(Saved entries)
════════════════════
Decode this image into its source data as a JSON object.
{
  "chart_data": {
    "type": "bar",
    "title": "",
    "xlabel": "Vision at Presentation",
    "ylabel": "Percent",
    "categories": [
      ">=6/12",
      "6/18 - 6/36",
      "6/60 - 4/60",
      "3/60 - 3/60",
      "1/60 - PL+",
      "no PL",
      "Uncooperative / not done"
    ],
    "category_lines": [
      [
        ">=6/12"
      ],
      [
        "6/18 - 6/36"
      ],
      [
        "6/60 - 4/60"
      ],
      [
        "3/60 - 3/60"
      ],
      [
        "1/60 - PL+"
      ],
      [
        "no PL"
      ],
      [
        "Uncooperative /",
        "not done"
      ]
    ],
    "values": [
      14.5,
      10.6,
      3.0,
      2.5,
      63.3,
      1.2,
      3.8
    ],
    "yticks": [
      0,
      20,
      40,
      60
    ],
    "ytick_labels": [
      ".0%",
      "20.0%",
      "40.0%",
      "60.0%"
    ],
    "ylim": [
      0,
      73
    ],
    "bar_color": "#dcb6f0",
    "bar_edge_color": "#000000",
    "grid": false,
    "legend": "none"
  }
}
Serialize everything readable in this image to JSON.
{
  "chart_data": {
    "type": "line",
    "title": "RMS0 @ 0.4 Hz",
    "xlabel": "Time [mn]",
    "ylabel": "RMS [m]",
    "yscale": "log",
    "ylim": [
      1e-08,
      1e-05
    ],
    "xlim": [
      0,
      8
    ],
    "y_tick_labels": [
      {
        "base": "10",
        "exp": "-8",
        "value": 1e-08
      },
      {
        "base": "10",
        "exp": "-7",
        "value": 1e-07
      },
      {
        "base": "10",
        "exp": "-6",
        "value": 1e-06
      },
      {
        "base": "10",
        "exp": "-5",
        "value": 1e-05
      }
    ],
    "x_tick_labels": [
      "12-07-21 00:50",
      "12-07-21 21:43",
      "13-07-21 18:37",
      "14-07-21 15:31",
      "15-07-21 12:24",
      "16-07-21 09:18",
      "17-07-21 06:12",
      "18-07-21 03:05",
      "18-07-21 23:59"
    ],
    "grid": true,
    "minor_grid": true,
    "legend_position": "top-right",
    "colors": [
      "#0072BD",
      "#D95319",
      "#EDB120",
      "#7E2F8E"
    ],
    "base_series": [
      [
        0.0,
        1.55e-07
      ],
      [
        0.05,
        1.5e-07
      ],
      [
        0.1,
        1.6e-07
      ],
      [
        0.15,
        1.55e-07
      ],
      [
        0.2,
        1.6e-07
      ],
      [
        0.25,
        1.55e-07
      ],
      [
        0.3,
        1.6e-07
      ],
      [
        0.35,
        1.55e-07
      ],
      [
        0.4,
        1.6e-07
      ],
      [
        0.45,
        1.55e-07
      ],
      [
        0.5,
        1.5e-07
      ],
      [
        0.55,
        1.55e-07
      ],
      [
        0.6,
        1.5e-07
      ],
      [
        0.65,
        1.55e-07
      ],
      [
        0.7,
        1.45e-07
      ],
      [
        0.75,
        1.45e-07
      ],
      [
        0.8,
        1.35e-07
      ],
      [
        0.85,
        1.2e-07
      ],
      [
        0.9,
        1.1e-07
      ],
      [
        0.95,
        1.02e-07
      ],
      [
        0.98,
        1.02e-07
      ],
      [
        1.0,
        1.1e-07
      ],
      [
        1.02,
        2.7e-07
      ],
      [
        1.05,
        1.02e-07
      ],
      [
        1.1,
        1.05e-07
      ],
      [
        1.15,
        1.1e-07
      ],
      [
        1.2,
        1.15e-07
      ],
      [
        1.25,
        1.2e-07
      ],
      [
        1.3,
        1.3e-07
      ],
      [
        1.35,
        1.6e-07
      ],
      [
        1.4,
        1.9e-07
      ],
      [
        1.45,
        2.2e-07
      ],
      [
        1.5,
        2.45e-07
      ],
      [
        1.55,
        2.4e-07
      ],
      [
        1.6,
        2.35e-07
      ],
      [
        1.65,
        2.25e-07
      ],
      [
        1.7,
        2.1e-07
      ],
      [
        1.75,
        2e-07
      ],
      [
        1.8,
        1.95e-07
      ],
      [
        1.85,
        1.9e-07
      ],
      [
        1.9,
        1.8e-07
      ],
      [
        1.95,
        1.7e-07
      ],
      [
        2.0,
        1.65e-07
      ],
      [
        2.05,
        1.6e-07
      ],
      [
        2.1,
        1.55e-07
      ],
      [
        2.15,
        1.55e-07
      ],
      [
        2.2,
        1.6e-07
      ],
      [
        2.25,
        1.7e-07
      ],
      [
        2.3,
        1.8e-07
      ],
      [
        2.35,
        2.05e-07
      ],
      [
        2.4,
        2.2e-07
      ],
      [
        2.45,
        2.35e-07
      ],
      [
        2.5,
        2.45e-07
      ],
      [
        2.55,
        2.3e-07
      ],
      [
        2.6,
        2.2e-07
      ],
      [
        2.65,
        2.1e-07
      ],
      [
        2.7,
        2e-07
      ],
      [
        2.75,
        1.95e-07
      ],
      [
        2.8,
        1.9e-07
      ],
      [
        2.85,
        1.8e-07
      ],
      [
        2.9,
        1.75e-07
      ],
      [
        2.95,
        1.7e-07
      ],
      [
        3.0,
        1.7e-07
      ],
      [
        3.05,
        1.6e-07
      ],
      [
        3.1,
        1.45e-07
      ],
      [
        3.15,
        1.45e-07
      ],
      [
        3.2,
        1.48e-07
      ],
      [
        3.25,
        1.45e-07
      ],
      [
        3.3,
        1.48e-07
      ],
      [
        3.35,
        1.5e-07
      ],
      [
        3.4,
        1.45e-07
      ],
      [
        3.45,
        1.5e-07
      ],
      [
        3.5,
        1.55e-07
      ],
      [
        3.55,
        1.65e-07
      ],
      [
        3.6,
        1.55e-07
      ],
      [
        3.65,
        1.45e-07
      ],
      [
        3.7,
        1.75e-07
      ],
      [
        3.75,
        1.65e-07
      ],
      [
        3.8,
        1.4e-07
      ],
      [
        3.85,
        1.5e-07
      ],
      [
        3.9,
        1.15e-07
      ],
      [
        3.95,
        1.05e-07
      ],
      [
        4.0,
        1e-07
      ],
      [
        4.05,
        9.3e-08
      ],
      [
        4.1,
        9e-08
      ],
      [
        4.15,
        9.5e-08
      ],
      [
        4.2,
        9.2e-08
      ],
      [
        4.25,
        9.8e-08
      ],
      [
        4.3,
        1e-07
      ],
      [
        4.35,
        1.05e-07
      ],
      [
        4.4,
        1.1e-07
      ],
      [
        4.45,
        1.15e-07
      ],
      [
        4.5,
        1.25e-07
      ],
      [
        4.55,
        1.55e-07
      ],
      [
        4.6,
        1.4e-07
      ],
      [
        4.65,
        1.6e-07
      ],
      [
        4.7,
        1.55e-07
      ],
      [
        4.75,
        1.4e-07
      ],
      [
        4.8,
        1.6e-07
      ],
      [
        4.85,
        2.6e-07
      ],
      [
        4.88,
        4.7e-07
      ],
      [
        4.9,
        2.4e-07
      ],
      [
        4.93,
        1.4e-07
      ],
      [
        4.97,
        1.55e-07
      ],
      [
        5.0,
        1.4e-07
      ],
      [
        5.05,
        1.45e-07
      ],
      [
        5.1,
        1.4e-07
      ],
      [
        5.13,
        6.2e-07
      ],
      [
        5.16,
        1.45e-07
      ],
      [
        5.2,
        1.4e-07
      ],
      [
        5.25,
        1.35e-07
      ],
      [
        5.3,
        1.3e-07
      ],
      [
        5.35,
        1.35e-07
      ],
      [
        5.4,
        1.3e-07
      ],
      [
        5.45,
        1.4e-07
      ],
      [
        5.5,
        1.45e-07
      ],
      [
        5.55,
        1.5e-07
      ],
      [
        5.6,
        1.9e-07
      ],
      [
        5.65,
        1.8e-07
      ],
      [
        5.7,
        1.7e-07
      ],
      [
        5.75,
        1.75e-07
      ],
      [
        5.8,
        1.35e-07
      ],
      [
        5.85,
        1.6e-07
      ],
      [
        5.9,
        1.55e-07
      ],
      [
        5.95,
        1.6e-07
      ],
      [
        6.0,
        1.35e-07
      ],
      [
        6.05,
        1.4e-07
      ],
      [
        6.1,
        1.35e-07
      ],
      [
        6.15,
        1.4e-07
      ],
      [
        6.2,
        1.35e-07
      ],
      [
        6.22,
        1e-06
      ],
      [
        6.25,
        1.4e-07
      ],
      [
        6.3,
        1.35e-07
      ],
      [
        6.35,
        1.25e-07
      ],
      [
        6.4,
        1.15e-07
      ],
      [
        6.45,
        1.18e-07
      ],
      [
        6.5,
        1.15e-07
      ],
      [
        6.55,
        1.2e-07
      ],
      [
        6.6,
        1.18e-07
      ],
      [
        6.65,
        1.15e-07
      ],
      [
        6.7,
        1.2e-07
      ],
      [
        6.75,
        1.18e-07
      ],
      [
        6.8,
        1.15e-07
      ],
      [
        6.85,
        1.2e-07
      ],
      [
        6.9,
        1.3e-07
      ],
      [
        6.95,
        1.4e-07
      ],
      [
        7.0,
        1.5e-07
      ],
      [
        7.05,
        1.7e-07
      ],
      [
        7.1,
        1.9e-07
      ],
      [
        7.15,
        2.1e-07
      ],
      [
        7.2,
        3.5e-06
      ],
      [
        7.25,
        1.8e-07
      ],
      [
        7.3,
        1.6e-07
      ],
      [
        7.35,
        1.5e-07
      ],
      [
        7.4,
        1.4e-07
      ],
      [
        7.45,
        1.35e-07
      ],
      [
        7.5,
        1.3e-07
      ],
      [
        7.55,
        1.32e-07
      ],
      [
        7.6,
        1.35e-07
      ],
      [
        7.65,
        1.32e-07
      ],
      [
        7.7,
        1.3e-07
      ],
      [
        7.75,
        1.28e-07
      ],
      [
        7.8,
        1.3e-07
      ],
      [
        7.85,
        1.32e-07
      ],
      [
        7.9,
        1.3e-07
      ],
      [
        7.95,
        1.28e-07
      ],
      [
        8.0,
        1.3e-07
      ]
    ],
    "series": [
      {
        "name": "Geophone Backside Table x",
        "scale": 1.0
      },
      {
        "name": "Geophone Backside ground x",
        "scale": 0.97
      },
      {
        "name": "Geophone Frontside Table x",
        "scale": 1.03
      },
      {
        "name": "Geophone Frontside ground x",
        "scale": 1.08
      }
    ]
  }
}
════════════════════
Do this. Reply with only the number of lines in the entries that contain the word "Table".

Answer to the task. 2